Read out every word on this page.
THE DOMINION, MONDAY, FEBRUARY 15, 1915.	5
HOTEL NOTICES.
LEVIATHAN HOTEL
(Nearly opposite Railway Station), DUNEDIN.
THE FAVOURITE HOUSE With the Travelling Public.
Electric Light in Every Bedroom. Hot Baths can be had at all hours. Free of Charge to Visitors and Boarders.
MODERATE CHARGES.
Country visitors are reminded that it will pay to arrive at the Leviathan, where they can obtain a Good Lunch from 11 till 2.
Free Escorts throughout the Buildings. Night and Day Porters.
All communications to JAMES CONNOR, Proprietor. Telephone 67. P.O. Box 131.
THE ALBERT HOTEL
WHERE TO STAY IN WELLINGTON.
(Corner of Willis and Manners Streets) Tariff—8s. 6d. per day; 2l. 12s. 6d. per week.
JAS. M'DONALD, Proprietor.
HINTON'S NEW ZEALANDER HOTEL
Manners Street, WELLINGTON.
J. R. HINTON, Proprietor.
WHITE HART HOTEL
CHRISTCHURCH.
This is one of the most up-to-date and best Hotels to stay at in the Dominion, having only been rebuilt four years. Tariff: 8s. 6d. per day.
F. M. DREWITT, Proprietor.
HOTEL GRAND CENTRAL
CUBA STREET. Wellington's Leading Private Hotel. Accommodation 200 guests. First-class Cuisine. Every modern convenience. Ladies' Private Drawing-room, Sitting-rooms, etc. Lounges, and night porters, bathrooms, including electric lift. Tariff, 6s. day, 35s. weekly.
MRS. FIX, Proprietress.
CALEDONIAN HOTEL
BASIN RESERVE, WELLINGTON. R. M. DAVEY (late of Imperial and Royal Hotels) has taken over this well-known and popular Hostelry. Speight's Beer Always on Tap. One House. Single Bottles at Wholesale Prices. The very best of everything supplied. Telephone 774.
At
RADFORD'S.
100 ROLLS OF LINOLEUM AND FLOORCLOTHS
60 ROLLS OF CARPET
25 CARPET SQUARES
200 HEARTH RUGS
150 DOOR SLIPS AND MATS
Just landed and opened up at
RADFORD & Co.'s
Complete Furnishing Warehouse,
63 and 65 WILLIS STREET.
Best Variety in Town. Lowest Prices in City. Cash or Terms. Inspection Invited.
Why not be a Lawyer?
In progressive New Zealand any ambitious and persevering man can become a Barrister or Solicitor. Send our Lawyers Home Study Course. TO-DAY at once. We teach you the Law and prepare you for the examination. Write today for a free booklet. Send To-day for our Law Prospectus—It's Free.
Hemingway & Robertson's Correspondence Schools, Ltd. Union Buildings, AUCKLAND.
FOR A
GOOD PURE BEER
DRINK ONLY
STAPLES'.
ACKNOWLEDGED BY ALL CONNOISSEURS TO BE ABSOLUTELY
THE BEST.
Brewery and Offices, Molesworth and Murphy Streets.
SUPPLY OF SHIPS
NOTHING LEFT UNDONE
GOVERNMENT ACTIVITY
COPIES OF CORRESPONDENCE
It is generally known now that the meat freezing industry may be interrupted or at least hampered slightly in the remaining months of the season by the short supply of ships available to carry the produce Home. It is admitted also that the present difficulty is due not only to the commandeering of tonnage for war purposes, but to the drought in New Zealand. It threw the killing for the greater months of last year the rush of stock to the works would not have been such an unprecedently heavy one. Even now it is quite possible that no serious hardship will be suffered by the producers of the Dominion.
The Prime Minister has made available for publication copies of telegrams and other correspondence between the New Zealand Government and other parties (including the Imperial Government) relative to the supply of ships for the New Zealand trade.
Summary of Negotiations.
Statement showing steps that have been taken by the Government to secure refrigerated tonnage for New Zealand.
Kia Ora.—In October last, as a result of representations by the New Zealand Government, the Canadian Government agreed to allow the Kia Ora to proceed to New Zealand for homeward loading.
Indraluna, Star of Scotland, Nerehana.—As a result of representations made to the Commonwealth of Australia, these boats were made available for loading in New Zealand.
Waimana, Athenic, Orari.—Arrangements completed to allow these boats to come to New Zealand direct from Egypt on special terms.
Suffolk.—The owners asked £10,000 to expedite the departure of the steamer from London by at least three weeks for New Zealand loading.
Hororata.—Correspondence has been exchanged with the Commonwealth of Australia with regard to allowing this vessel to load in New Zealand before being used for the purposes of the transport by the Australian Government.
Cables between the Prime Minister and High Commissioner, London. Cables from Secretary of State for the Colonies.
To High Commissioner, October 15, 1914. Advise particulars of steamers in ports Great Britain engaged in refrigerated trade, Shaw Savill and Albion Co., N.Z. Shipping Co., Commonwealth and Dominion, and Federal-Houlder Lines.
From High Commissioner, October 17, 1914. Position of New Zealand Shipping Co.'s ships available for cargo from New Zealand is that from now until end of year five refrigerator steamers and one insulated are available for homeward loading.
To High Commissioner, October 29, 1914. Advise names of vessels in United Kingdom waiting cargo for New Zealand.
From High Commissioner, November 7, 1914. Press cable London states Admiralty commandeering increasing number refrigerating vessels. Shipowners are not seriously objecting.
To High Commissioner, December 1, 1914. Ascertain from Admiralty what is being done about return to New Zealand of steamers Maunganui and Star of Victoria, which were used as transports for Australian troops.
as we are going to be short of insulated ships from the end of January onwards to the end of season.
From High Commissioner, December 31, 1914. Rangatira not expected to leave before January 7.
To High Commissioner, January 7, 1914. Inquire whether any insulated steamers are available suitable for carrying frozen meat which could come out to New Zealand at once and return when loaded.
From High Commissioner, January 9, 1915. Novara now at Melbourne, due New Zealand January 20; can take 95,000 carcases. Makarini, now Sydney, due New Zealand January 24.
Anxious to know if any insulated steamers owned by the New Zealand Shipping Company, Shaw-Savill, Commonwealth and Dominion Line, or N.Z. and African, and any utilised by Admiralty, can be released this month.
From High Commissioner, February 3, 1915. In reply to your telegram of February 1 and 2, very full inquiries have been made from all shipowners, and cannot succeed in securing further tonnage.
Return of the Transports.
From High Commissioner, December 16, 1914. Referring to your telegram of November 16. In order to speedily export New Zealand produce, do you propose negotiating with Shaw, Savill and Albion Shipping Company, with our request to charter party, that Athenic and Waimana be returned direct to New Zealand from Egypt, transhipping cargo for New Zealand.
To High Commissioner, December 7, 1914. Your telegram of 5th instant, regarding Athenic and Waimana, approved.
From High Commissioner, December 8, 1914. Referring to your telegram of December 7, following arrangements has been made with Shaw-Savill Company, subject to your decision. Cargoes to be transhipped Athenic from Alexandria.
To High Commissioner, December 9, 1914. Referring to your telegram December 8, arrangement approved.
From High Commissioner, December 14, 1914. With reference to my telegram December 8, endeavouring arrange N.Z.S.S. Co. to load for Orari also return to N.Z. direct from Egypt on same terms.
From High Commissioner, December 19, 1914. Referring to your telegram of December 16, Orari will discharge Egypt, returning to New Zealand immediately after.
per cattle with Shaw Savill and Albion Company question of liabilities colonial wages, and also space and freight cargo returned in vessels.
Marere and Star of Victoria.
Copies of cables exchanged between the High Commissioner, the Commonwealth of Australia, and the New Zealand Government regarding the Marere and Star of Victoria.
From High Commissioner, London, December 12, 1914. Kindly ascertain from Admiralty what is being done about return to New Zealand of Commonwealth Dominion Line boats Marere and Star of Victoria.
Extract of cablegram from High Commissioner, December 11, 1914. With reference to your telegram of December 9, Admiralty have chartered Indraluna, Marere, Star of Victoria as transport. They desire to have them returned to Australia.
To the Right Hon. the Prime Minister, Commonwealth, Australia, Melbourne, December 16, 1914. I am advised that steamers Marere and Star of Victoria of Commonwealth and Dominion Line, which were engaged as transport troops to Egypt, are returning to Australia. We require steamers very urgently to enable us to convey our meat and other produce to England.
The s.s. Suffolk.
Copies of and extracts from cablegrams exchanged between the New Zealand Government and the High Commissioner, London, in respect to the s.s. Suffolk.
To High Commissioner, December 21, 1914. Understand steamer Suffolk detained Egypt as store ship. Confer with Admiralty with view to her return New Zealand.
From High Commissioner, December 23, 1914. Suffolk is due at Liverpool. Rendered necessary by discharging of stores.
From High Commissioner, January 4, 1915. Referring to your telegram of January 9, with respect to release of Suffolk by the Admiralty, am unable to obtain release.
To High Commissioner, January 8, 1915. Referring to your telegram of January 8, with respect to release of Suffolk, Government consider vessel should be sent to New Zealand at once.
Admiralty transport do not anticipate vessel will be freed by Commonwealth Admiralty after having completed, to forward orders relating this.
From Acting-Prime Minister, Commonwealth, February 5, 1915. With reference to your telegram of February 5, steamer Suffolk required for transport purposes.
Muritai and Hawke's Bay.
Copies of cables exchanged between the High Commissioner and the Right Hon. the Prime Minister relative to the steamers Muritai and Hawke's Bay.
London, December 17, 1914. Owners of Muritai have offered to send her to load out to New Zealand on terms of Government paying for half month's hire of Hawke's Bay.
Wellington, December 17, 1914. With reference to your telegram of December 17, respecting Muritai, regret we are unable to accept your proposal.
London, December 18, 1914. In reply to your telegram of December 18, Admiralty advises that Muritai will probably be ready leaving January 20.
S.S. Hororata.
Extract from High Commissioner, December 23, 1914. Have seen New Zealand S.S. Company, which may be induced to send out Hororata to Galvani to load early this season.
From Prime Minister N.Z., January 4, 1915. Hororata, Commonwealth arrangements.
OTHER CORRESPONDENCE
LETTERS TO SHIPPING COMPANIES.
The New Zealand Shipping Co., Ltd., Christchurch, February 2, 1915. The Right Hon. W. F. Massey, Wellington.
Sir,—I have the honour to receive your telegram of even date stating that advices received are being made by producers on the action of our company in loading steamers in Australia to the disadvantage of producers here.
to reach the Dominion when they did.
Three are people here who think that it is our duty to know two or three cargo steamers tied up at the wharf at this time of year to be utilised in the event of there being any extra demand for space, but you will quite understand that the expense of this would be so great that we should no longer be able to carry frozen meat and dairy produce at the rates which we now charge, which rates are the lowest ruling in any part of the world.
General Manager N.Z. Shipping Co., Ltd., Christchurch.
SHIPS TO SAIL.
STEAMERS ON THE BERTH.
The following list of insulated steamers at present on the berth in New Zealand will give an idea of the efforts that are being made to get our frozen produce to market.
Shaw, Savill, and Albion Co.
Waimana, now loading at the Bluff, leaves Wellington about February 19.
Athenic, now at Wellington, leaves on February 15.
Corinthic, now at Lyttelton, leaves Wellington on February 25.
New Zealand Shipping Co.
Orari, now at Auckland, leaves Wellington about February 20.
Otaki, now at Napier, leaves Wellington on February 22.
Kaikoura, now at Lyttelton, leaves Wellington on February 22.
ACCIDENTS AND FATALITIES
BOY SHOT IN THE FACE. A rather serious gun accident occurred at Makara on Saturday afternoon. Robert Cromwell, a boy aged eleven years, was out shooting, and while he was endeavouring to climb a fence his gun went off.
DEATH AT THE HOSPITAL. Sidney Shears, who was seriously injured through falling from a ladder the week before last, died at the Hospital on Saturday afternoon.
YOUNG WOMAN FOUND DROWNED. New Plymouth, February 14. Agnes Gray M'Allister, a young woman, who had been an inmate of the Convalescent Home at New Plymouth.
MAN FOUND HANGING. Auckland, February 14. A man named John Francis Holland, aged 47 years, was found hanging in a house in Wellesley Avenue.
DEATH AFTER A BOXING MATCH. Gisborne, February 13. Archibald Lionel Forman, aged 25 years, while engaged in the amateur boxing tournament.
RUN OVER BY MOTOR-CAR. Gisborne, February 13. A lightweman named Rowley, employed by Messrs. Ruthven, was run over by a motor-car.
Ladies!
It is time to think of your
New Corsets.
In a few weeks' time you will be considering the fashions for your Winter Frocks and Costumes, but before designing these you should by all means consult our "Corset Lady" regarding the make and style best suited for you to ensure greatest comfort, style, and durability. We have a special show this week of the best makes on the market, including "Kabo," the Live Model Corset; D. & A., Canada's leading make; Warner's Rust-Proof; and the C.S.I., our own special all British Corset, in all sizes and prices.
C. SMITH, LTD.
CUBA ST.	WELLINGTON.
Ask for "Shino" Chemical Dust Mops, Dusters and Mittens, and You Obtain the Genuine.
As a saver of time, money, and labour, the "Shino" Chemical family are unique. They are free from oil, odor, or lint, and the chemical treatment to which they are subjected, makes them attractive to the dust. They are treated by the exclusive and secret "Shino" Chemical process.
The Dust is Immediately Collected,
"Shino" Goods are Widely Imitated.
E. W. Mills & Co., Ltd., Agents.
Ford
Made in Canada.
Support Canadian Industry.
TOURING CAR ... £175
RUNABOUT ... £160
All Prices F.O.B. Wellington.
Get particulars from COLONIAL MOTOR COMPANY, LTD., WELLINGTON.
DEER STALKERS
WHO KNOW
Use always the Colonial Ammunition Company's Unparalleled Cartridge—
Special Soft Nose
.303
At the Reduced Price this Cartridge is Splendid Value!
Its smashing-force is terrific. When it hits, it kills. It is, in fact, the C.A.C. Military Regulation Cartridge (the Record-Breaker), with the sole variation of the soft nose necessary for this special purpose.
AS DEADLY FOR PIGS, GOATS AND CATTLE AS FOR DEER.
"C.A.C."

================================

▸ EXERCISE DIRECTIONS: Count the lines of the data that include the string "CARPET", and give only that number.

▸ TASK RESULT: 2